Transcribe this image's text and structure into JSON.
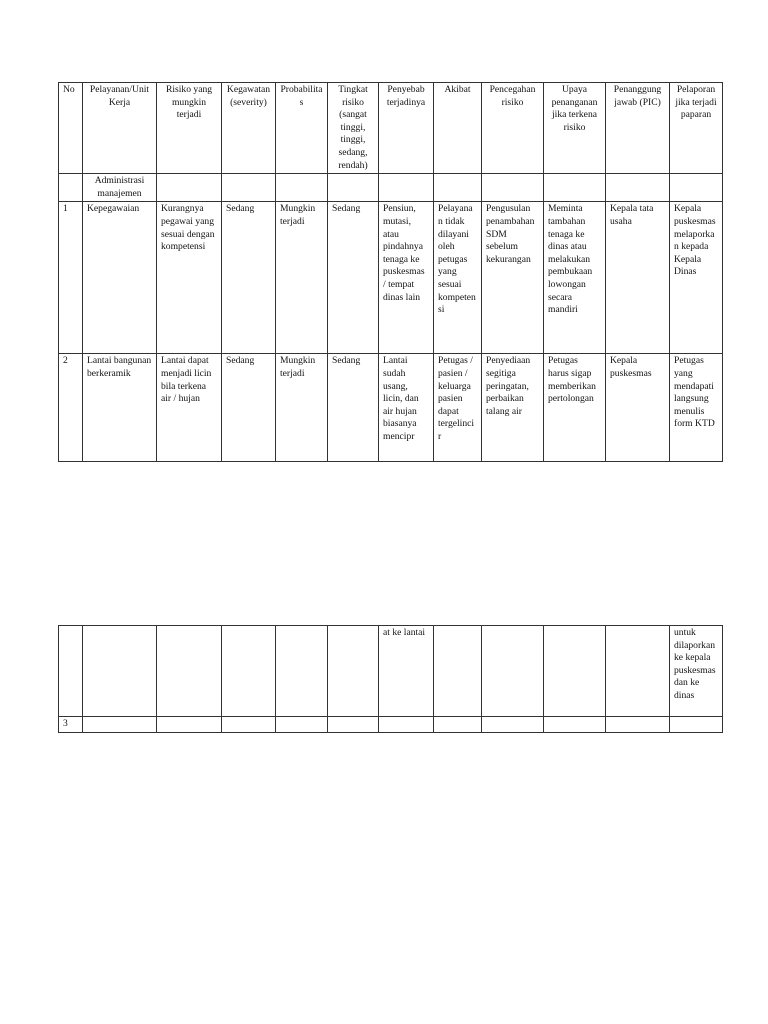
{
  "headers": [
    "No",
    "Pelayanan/Unit Kerja",
    "Risiko yang mungkin terjadi",
    "Kegawatan (severity)",
    "Probabilitas",
    "Tingkat risiko (sangat tinggi, tinggi, sedang, rendah)",
    "Penyebab terjadinya",
    "Akibat",
    "Pencegahan risiko",
    "Upaya penanganan jika terkena risiko",
    "Penanggung jawab (PIC)",
    "Pelaporan jika terjadi paparan"
  ],
  "section": "Administrasi manajemen",
  "rows": [
    [
      "1",
      "Kepegawaian",
      "Kurangnya pegawai yang sesuai dengan kompetensi",
      "Sedang",
      "Mungkin terjadi",
      "Sedang",
      "Pensiun, mutasi, atau pindahnya tenaga ke puskesmas / tempat dinas lain",
      "Pelayanan tidak dilayani oleh petugas yang sesuai kompetensi",
      "Pengusulan penambahan SDM sebelum kekurangan",
      "Meminta tambahan tenaga ke dinas atau melakukan pembukaan lowongan secara mandiri",
      "Kepala tata usaha",
      "Kepala puskesmas melaporkan kepada Kepala Dinas"
    ],
    [
      "2",
      "Lantai bangunan berkeramik",
      "Lantai dapat menjadi licin bila terkena air / hujan",
      "Sedang",
      "Mungkin terjadi",
      "Sedang",
      "Lantai sudah usang, licin, dan air hujan biasanya menciprat ke lantai",
      "Petugas / pasien / keluarga pasien dapat tergelincir",
      "Penyediaan segitiga peringatan, perbaikan talang air",
      "Petugas harus sigap memberikan pertolongan",
      "Kepala puskesmas",
      "Petugas yang mendapati langsung menulis form KTD untuk dilaporkan ke kepala puskesmas dan ke dinas"
    ],
    [
      "3",
      "",
      "",
      "",
      "",
      "",
      "",
      "",
      "",
      "",
      "",
      ""
    ]
  ],
  "page1_row2": [
    "2",
    "Lantai bangunan berkeramik",
    "Lantai dapat menjadi licin bila terkena air / hujan",
    "Sedang",
    "Mungkin terjadi",
    "Sedang",
    "Lantai sudah usang, licin, dan air hujan biasanya mencipr",
    "Petugas / pasien / keluarga pasien dapat tergelincir",
    "Penyediaan segitiga peringatan, perbaikan talang air",
    "Petugas harus sigap memberikan pertolongan",
    "Kepala puskesmas",
    "Petugas yang mendapati langsung menulis form KTD"
  ],
  "page2_row2_cont": [
    "",
    "",
    "",
    "",
    "",
    "",
    "at ke lantai",
    "",
    "",
    "",
    "",
    "untuk dilaporkan ke kepala puskesmas dan ke dinas"
  ]
}
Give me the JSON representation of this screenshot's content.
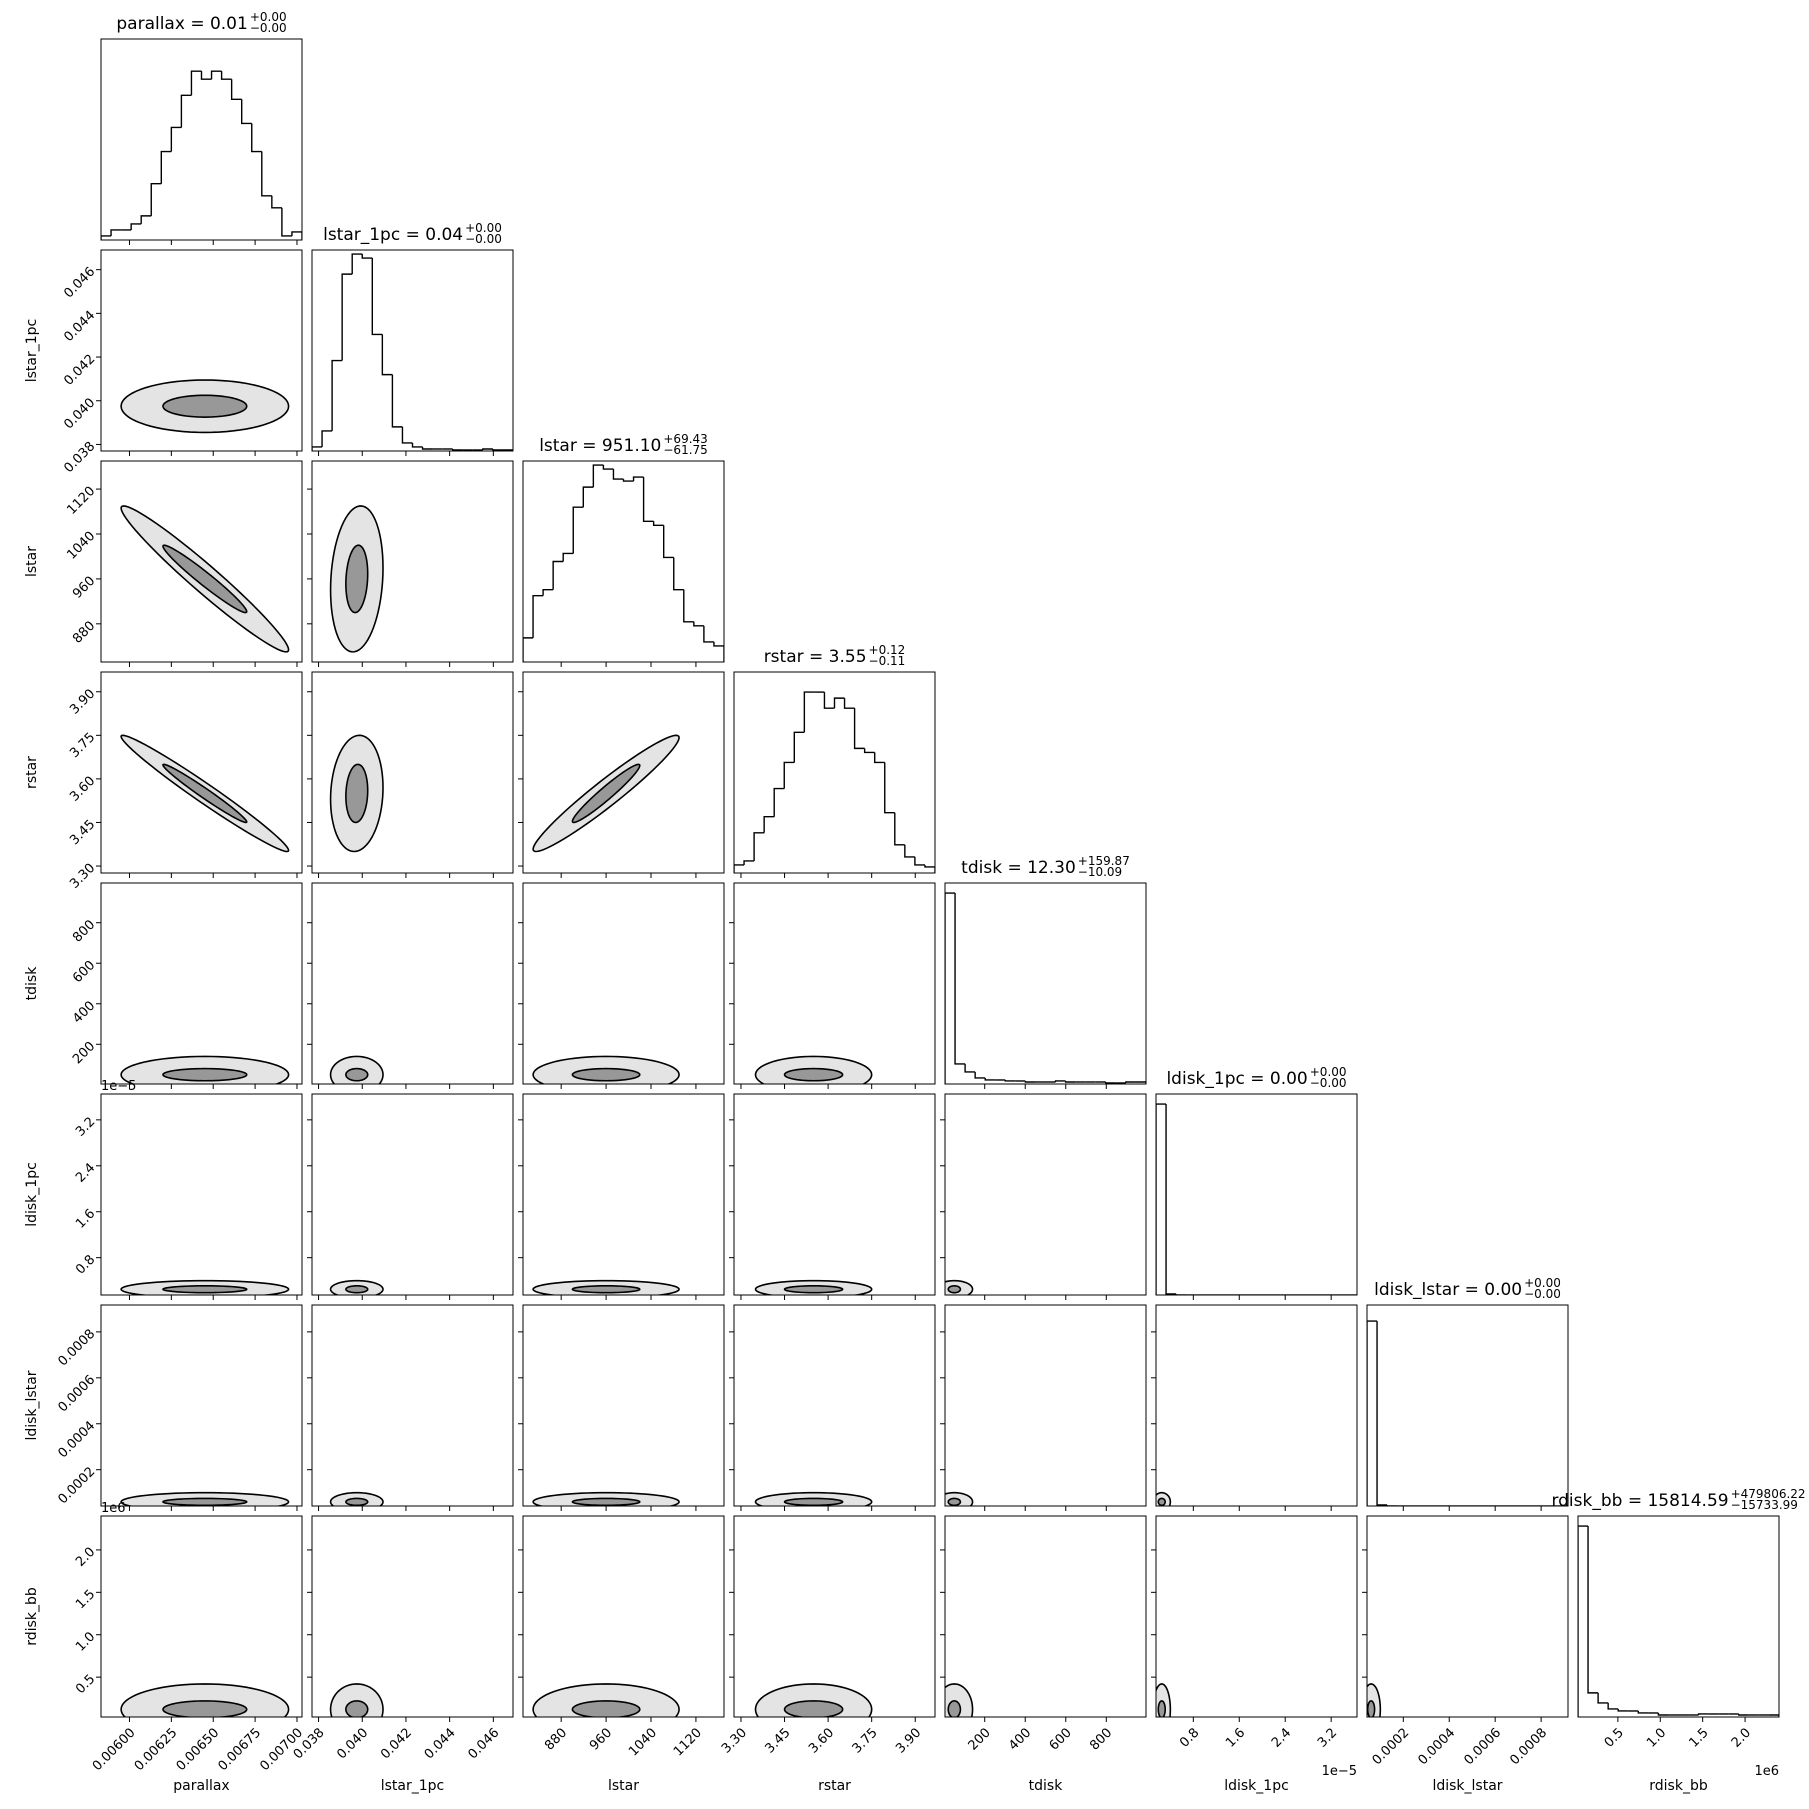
{
  "chart_data": {
    "type": "corner",
    "hist_ylim": [
      0,
      100
    ],
    "variables": [
      {
        "name": "parallax",
        "title": "parallax = 0.01",
        "sup": "+0.00",
        "sub": "−0.00",
        "lim": [
          0.00583,
          0.00703
        ],
        "ticks": [
          {
            "value": 0.006,
            "label": "0.00600"
          },
          0.00625,
          {
            "value": 0.0065,
            "label": "0.00650"
          },
          0.00675,
          {
            "value": 0.007,
            "label": "0.00700"
          }
        ],
        "bins": [
          0.00583,
          0.00589,
          0.00595,
          0.00601,
          0.00607,
          0.00613,
          0.00619,
          0.00625,
          0.00631,
          0.00637,
          0.00643,
          0.00649,
          0.00655,
          0.00661,
          0.00667,
          0.00673,
          0.00679,
          0.00685,
          0.00691,
          0.00697,
          0.00703
        ],
        "counts": [
          2,
          5,
          5,
          8,
          12,
          28,
          44,
          56,
          72,
          84,
          80,
          84,
          80,
          70,
          58,
          44,
          22,
          16,
          2,
          4
        ],
        "center": 0.00645,
        "spread": [
          0.0005,
          0.00025
        ]
      },
      {
        "name": "lstar_1pc",
        "title": "lstar_1pc = 0.04",
        "sup": "+0.00",
        "sub": "−0.00",
        "lim": [
          0.0377,
          0.0469
        ],
        "ticks": [
          0.038,
          {
            "value": 0.04,
            "label": "0.040"
          },
          0.042,
          0.044,
          0.046
        ],
        "bins": [
          0.0377,
          0.03816,
          0.03862,
          0.03908,
          0.03954,
          0.04,
          0.04046,
          0.04092,
          0.04138,
          0.04184,
          0.0423,
          0.04276,
          0.04322,
          0.04368,
          0.04414,
          0.0446,
          0.04506,
          0.04552,
          0.04598,
          0.04644,
          0.0469
        ],
        "counts": [
          2,
          10,
          45,
          88,
          98,
          96,
          58,
          38,
          12,
          4,
          2,
          1,
          1,
          1,
          0.5,
          0.5,
          0.5,
          1,
          0.5,
          0.5
        ],
        "center": 0.03975,
        "spread": [
          0.0012,
          0.0005
        ]
      },
      {
        "name": "lstar",
        "title": "lstar = 951.10",
        "sup": "+69.43",
        "sub": "−61.75",
        "lim": [
          812,
          1170
        ],
        "ticks": [
          880,
          960,
          1040,
          1120
        ],
        "bins": [
          812,
          829.9,
          847.8,
          865.7,
          883.6,
          901.5,
          919.4,
          937.3,
          955.2,
          973.1,
          991,
          1008.9,
          1026.8,
          1044.7,
          1062.6,
          1080.5,
          1098.4,
          1116.3,
          1134.2,
          1152.1,
          1170
        ],
        "counts": [
          12,
          33,
          36,
          50,
          54,
          77,
          87,
          98,
          96,
          91,
          90,
          92,
          70,
          68,
          52,
          36,
          20,
          18,
          10,
          8
        ],
        "center": 960,
        "spread": [
          130,
          60
        ]
      },
      {
        "name": "rstar",
        "title": "rstar = 3.55",
        "sup": "+0.12",
        "sub": "−0.11",
        "lim": [
          3.276,
          3.968
        ],
        "ticks": [
          {
            "value": 3.3,
            "label": "3.30"
          },
          3.45,
          {
            "value": 3.6,
            "label": "3.60"
          },
          3.75,
          {
            "value": 3.9,
            "label": "3.90"
          }
        ],
        "bins": [
          3.276,
          3.3106,
          3.3452,
          3.3798,
          3.4144,
          3.449,
          3.4836,
          3.5182,
          3.5528,
          3.5874,
          3.622,
          3.6566,
          3.6912,
          3.7258,
          3.7604,
          3.795,
          3.8296,
          3.8642,
          3.8988,
          3.9334,
          3.968
        ],
        "counts": [
          4,
          6,
          20,
          28,
          42,
          55,
          70,
          90,
          90,
          82,
          87,
          82,
          62,
          60,
          55,
          30,
          14,
          8,
          4,
          3
        ],
        "center": 3.55,
        "spread": [
          0.2,
          0.1
        ]
      },
      {
        "name": "tdisk",
        "title": "tdisk = 12.30",
        "sup": "+159.87",
        "sub": "−10.09",
        "lim": [
          4,
          996
        ],
        "ticks": [
          200,
          400,
          600,
          800
        ],
        "bins": [
          4,
          53.6,
          103.2,
          152.8,
          202.4,
          252,
          301.6,
          351.2,
          400.8,
          450.4,
          500,
          549.6,
          599.2,
          648.8,
          698.4,
          748,
          797.6,
          847.2,
          896.8,
          946.4,
          996
        ],
        "counts": [
          95,
          10,
          6,
          3,
          2,
          2,
          1.5,
          1.5,
          1,
          1,
          1,
          1.5,
          1,
          1,
          1,
          1,
          0.5,
          0.5,
          1,
          1
        ],
        "center": 50,
        "spread": [
          90,
          30
        ]
      },
      {
        "name": "ldisk_1pc",
        "title": "ldisk_1pc = 0.00",
        "sup": "+0.00",
        "sub": "−0.00",
        "offset": "1e−5",
        "lim": [
          0.15,
          3.65
        ],
        "ticks": [
          0.8,
          1.6,
          2.4,
          3.2
        ],
        "bins": [
          0.15,
          0.325,
          0.5,
          0.675,
          0.85,
          1.025,
          1.2,
          1.375,
          1.55,
          1.725,
          1.9,
          2.075,
          2.25,
          2.425,
          2.6,
          2.775,
          2.95,
          3.125,
          3.3,
          3.475,
          3.65
        ],
        "counts": [
          95,
          0.5,
          0,
          0,
          0,
          0,
          0,
          0,
          0,
          0,
          0,
          0,
          0,
          0,
          0,
          0,
          0,
          0,
          0,
          0
        ],
        "center": 0.25,
        "spread": [
          0.15,
          0.06
        ]
      },
      {
        "name": "ldisk_lstar",
        "title": "ldisk_lstar = 0.00",
        "sup": "+0.00",
        "sub": "−0.00",
        "lim": [
          4.2e-05,
          0.000917
        ],
        "ticks": [
          0.0002,
          0.0004,
          0.0006,
          0.0008
        ],
        "bins": [
          4.2e-05,
          8.575e-05,
          0.0001295,
          0.00017325,
          0.000217,
          0.00026075,
          0.0003045,
          0.00034825,
          0.000392,
          0.00043575,
          0.0004795,
          0.00052325,
          0.000567,
          0.00061075,
          0.0006545,
          0.00069825,
          0.000742,
          0.00078575,
          0.0008295,
          0.00087325,
          0.000917
        ],
        "counts": [
          92,
          0.5,
          0,
          0,
          0,
          0,
          0,
          0,
          0,
          0,
          0,
          0,
          0,
          0,
          0,
          0,
          0,
          0,
          0,
          0
        ],
        "center": 6e-05,
        "spread": [
          4e-05,
          1.5e-05
        ]
      },
      {
        "name": "rdisk_bb",
        "title": "rdisk_bb = 15814.59",
        "sup": "+479806.22",
        "sub": "−15733.99",
        "offset": "1e6",
        "lim": [
          0.03,
          2.4
        ],
        "ticks": [
          0.5,
          {
            "value": 1,
            "label": "1.0"
          },
          1.5,
          {
            "value": 2,
            "label": "2.0"
          }
        ],
        "bins": [
          0.03,
          0.1485,
          0.267,
          0.3855,
          0.504,
          0.6225,
          0.741,
          0.8595,
          0.978,
          1.0965,
          1.215,
          1.3335,
          1.452,
          1.5705,
          1.689,
          1.8075,
          1.926,
          2.0445,
          2.163,
          2.2815,
          2.4
        ],
        "counts": [
          95,
          12,
          7,
          4,
          3,
          3,
          2,
          2,
          1,
          1,
          1,
          1,
          1.5,
          1.5,
          1.5,
          1.5,
          1,
          1,
          1,
          1
        ],
        "center": 0.12,
        "spread": [
          0.3,
          0.1
        ]
      }
    ],
    "correlations": [
      [
        0
      ],
      [
        -0.97,
        0.15
      ],
      [
        -0.98,
        0.1,
        0.96
      ],
      [
        0,
        0,
        0,
        0
      ],
      [
        0,
        0,
        0,
        0,
        0
      ],
      [
        0,
        0,
        0,
        0,
        0,
        0
      ],
      [
        0,
        0,
        0,
        0,
        0,
        0,
        0
      ]
    ]
  }
}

▬▬▬▬▬▬▬▬▬▬

WHAT THE TASK REQUIRES:
Using the records above, list each line that includes "bila".

CORRECT RESPONSE:
      "Lantai dapat menjadi licin bila terkena air / hujan",
    "Lantai dapat menjadi licin bila terkena air / hujan",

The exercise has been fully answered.